◆ RAW RECORDS:

┌────────

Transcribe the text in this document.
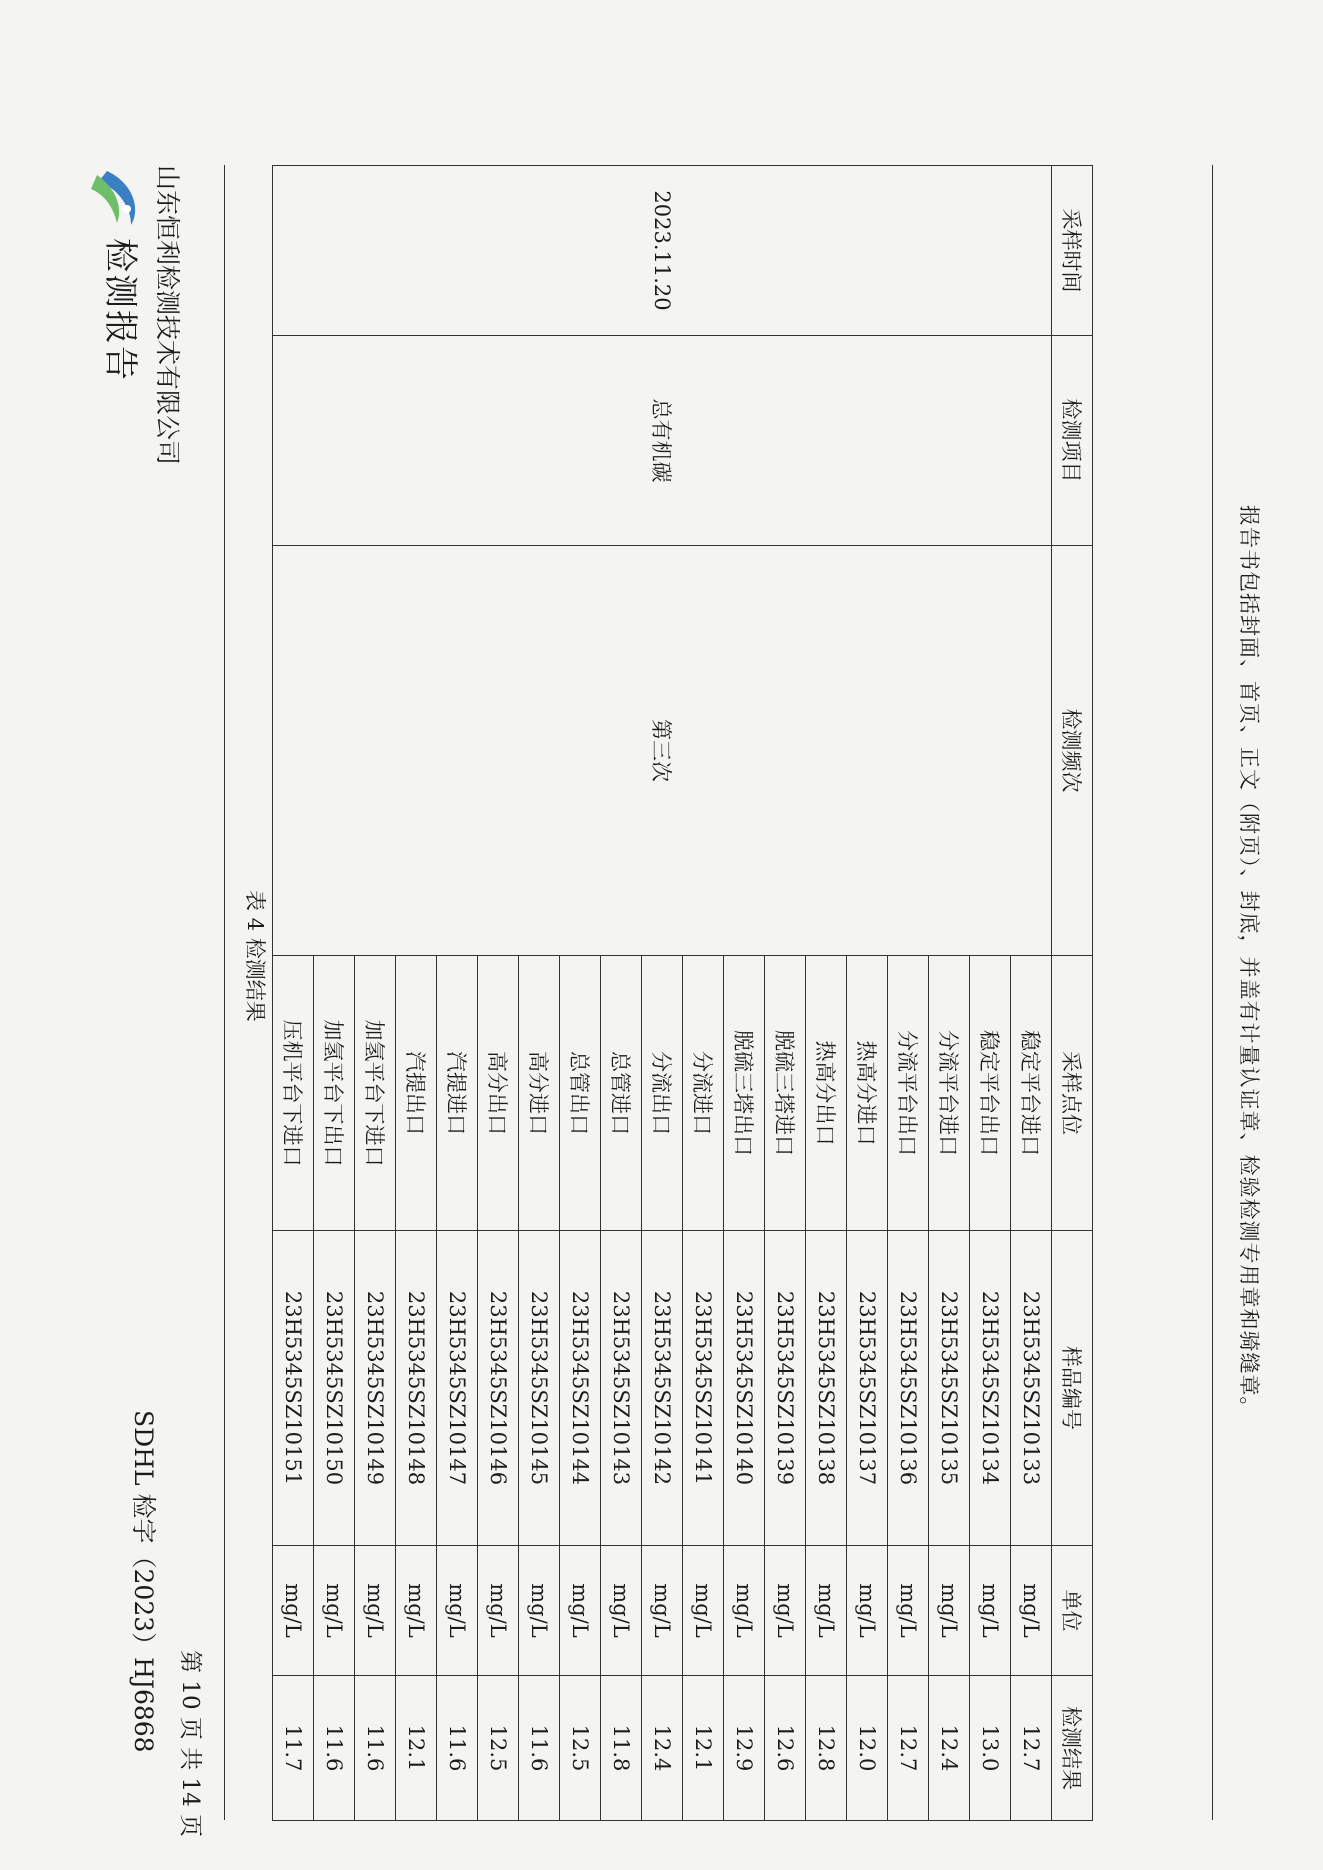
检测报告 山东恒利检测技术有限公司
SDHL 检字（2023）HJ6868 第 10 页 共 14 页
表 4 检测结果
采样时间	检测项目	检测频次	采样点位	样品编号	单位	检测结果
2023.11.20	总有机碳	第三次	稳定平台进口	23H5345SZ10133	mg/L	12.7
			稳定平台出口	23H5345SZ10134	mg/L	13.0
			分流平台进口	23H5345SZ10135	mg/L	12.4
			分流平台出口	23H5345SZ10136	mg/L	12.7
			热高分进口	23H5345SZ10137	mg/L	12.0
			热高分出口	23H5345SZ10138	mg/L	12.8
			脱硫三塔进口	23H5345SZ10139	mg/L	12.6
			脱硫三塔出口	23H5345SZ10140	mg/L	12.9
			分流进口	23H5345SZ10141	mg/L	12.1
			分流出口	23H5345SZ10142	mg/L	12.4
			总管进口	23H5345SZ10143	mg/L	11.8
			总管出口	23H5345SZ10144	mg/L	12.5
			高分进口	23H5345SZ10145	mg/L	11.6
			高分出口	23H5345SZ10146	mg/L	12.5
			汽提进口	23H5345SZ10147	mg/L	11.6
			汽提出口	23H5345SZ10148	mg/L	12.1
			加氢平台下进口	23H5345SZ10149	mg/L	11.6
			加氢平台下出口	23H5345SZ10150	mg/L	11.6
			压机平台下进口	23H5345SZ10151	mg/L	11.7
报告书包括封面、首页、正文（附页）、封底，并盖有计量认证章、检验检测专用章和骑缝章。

└────────

◆ WHAT TO PRODUCE: From the records given above, reproduce all text exactly and exclude each picture.

◆ TASK SOLUTION:
Transcribe the text in this document.
检测报告 山东恒利检测技术有限公司
SDHL 检字（2023）HJ6868 第 10 页 共 14 页
表 4 检测结果
采样时间	检测项目	检测频次	采样点位	样品编号	单位	检测结果
2023.11.20	总有机碳	第三次	稳定平台进口	23H5345SZ10133	mg/L	12.7
			稳定平台出口	23H5345SZ10134	mg/L	13.0
			分流平台进口	23H5345SZ10135	mg/L	12.4
			分流平台出口	23H5345SZ10136	mg/L	12.7
			热高分进口	23H5345SZ10137	mg/L	12.0
			热高分出口	23H5345SZ10138	mg/L	12.8
			脱硫三塔进口	23H5345SZ10139	mg/L	12.6
			脱硫三塔出口	23H5345SZ10140	mg/L	12.9
			分流进口	23H5345SZ10141	mg/L	12.1
			分流出口	23H5345SZ10142	mg/L	12.4
			总管进口	23H5345SZ10143	mg/L	11.8
			总管出口	23H5345SZ10144	mg/L	12.5
			高分进口	23H5345SZ10145	mg/L	11.6
			高分出口	23H5345SZ10146	mg/L	12.5
			汽提进口	23H5345SZ10147	mg/L	11.6
			汽提出口	23H5345SZ10148	mg/L	12.1
			加氢平台下进口	23H5345SZ10149	mg/L	11.6
			加氢平台下出口	23H5345SZ10150	mg/L	11.6
			压机平台下进口	23H5345SZ10151	mg/L	11.7
报告书包括封面、首页、正文（附页）、封底，并盖有计量认证章、检验检测专用章和骑缝章。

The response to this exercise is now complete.